Below is a set of records; print all of them exactly as written.
═════ RAW DATA
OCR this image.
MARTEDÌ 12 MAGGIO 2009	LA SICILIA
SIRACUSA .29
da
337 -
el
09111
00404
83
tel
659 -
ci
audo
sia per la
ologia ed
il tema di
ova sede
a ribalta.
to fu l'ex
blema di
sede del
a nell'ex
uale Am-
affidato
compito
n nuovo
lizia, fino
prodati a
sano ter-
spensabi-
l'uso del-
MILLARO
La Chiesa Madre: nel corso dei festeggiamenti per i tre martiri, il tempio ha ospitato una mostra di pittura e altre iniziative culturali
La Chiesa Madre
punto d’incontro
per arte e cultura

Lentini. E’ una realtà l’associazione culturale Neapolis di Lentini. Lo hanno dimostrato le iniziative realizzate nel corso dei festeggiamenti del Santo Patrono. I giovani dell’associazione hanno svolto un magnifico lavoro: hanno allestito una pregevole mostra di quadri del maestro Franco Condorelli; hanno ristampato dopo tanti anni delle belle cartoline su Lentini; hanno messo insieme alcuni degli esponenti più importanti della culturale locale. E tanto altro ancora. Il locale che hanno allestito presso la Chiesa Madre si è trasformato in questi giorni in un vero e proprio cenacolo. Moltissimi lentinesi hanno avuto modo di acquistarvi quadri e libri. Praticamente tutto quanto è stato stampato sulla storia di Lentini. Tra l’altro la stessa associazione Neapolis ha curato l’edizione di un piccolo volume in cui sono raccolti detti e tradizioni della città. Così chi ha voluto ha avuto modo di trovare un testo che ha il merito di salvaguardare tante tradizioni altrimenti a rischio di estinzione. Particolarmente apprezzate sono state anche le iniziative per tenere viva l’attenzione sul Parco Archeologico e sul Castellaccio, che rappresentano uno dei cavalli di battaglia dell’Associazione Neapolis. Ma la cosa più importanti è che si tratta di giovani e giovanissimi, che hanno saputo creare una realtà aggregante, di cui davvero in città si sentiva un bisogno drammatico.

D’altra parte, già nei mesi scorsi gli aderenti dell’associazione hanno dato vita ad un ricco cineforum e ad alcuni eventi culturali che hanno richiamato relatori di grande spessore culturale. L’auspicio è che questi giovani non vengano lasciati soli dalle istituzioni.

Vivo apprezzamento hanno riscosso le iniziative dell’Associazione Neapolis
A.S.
══════════
EXPECTED ANSWER:
OCR this image.
MARTEDÌ 12 MAGGIO 2009	LA SICILIA
SIRACUSA .29
da
337 -
el
09111
00404
83
tel
659 -
ci
audo
sia per la
ologia ed
il tema di
ova sede
a ribalta.
to fu l'ex
blema di
sede del
a nell'ex
uale Am-
affidato
compito
n nuovo
lizia, fino
prodati a
sano ter-
spensabi-
l'uso del-
MILLARO
La Chiesa Madre: nel corso dei festeggiamenti per i tre martiri, il tempio ha ospitato una mostra di pittura e altre iniziative culturali
La Chiesa Madre
punto d’incontro
per arte e cultura

Lentini. E’ una realtà l’associazione culturale Neapolis di Lentini. Lo hanno dimostrato le iniziative realizzate nel corso dei festeggiamenti del Santo Patrono. I giovani dell’associazione hanno svolto un magnifico lavoro: hanno allestito una pregevole mostra di quadri del maestro Franco Condorelli; hanno ristampato dopo tanti anni delle belle cartoline su Lentini; hanno messo insieme alcuni degli esponenti più importanti della culturale locale. E tanto altro ancora. Il locale che hanno allestito presso la Chiesa Madre si è trasformato in questi giorni in un vero e proprio cenacolo. Moltissimi lentinesi hanno avuto modo di acquistarvi quadri e libri. Praticamente tutto quanto è stato stampato sulla storia di Lentini. Tra l’altro la stessa associazione Neapolis ha curato l’edizione di un piccolo volume in cui sono raccolti detti e tradizioni della città. Così chi ha voluto ha avuto modo di trovare un testo che ha il merito di salvaguardare tante tradizioni altrimenti a rischio di estinzione. Particolarmente apprezzate sono state anche le iniziative per tenere viva l’attenzione sul Parco Archeologico e sul Castellaccio, che rappresentano uno dei cavalli di battaglia dell’Associazione Neapolis. Ma la cosa più importanti è che si tratta di giovani e giovanissimi, che hanno saputo creare una realtà aggregante, di cui davvero in città si sentiva un bisogno drammatico.

D’altra parte, già nei mesi scorsi gli aderenti dell’associazione hanno dato vita ad un ricco cineforum e ad alcuni eventi culturali che hanno richiamato relatori di grande spessore culturale. L’auspicio è che questi giovani non vengano lasciati soli dalle istituzioni.

Vivo apprezzamento hanno riscosso le iniziative dell’Associazione Neapolis
A.S.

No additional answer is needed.